* Records for the task *
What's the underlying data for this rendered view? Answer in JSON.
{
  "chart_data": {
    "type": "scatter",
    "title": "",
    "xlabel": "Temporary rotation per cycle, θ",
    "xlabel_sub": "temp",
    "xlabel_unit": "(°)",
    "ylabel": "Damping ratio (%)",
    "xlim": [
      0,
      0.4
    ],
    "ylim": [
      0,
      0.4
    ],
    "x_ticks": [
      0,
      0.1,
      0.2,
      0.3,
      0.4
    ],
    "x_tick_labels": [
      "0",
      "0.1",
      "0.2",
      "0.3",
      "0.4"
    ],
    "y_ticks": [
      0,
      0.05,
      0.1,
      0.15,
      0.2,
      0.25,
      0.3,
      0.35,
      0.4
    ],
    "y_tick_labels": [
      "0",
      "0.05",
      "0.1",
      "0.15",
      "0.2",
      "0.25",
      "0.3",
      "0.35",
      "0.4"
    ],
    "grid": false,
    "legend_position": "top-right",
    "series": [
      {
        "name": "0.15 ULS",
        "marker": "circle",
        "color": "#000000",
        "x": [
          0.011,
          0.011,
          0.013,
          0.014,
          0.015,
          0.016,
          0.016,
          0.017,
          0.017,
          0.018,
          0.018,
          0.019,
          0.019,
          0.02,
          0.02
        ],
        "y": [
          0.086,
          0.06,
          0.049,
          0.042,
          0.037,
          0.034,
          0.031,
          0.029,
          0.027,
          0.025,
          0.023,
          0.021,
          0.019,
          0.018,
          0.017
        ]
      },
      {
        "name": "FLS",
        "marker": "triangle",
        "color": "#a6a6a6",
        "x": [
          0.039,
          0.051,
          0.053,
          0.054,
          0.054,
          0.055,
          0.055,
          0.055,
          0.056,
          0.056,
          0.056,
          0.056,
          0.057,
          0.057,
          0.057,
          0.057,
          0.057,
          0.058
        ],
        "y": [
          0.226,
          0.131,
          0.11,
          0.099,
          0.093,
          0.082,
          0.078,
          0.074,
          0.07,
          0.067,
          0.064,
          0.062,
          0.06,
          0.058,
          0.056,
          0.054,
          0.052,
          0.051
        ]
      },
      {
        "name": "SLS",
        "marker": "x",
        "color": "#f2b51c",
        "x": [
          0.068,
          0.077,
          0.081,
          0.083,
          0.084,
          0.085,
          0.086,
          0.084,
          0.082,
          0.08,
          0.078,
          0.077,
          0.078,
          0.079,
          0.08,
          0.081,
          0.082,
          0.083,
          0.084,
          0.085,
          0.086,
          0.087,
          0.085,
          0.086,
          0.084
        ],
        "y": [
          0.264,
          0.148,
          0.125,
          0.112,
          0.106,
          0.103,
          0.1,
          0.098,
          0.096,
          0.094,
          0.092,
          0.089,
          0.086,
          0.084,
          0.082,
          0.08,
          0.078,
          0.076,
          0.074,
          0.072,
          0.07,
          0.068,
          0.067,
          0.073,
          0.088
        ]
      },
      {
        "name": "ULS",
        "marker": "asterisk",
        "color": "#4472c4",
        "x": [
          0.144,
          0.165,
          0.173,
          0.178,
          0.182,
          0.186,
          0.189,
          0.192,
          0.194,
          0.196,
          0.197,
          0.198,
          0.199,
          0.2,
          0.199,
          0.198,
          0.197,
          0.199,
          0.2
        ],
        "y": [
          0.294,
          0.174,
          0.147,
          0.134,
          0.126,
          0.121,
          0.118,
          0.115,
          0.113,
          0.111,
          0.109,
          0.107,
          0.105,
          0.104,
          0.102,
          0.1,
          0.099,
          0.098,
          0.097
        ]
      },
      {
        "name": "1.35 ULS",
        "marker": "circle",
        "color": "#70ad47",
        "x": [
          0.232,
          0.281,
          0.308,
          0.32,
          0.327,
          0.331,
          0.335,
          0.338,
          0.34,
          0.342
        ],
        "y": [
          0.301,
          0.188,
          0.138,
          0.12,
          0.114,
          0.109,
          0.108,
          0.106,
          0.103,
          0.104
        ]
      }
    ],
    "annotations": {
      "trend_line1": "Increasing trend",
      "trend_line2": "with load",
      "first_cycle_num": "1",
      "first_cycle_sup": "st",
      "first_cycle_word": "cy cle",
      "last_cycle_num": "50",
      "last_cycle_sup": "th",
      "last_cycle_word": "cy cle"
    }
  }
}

* What you need to do *
Check every line for "color" and show the ones that have it.

* Written answer *
        "color": "#000000",
        "color": "#a6a6a6",
        "color": "#f2b51c",
        "color": "#4472c4",
        "color": "#70ad47",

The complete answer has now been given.